(Stored entries)
■ ■ ■

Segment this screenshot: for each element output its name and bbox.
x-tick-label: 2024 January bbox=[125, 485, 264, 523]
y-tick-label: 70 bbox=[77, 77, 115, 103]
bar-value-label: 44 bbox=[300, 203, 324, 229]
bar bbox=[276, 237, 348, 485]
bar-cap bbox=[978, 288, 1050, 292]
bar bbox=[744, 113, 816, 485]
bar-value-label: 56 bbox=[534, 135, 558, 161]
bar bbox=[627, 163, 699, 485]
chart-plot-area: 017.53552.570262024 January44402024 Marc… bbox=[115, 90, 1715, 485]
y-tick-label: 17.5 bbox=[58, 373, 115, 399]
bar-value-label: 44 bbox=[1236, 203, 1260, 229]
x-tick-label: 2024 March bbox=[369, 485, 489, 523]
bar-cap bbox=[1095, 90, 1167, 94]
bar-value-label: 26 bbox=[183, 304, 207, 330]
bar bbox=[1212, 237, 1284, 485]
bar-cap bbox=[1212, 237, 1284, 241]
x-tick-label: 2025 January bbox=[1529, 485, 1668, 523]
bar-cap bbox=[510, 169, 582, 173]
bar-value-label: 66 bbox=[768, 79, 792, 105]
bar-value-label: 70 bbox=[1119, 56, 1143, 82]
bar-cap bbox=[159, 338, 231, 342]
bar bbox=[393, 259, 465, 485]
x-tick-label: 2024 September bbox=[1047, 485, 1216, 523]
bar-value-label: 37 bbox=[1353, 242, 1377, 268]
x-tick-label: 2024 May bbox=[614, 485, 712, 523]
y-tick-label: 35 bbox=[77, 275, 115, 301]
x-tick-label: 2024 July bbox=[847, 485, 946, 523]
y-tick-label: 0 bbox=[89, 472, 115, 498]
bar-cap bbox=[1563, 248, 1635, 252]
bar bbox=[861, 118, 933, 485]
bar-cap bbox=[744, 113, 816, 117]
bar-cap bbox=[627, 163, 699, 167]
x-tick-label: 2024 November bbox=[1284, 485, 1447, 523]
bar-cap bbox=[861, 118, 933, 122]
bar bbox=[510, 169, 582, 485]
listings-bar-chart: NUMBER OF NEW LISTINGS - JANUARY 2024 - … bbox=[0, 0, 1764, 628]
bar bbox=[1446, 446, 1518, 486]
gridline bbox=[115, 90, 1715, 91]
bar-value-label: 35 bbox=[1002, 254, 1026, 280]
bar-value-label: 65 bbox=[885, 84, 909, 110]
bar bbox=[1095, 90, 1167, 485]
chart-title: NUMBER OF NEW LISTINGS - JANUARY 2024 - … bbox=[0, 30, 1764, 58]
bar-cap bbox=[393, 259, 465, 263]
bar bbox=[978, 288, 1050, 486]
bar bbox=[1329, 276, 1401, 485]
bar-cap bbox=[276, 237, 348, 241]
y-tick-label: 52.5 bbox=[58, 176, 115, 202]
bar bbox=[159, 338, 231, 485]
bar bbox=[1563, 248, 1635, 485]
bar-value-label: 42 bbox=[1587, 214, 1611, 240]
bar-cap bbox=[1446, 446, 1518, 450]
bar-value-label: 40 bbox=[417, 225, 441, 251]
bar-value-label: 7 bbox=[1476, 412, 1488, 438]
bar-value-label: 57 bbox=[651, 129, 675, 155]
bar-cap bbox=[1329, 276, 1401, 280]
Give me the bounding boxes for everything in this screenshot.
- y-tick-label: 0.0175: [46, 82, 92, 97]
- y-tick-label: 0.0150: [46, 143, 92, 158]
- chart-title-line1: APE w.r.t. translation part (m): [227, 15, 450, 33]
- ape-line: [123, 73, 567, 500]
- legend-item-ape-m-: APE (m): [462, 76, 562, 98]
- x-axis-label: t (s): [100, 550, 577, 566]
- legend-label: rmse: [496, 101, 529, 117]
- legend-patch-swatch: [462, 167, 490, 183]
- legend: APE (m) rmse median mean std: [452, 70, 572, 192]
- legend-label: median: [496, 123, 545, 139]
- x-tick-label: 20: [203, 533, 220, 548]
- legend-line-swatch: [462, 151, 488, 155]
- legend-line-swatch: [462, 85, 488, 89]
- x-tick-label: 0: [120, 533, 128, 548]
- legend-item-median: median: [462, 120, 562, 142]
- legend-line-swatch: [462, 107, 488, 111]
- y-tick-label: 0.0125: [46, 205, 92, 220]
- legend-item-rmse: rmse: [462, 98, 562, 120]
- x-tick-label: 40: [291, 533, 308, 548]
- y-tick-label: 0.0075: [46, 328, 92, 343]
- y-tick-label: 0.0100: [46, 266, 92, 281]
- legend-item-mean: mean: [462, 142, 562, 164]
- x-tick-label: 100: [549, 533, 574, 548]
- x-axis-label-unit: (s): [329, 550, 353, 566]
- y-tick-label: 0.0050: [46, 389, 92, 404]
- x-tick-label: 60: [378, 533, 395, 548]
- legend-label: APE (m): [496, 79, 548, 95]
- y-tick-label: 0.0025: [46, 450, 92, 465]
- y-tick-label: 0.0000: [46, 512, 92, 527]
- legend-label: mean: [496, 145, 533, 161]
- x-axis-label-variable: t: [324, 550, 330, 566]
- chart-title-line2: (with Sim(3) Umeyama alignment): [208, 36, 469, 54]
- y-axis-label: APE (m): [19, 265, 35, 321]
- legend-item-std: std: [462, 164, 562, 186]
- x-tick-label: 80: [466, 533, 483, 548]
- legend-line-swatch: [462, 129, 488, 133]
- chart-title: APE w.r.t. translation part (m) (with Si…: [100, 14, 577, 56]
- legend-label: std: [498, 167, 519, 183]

■ ■ ■

• **What is asked**:
Please change every "bar-value-label" to "bar-label" in the rows from the start of the rows up to and including the line with "chart-plot-area: 017.53552.570262024 January44402024", leaving everything else unchanged.

• **Result for this task**:
Segment this screenshot: for each element output its name and bbox.
x-tick-label: 2024 January bbox=[125, 485, 264, 523]
y-tick-label: 70 bbox=[77, 77, 115, 103]
bar-label: 44 bbox=[300, 203, 324, 229]
bar bbox=[276, 237, 348, 485]
bar-cap bbox=[978, 288, 1050, 292]
bar bbox=[744, 113, 816, 485]
bar-label: 56 bbox=[534, 135, 558, 161]
bar bbox=[627, 163, 699, 485]
chart-plot-area: 017.53552.570262024 January44402024 Marc… bbox=[115, 90, 1715, 485]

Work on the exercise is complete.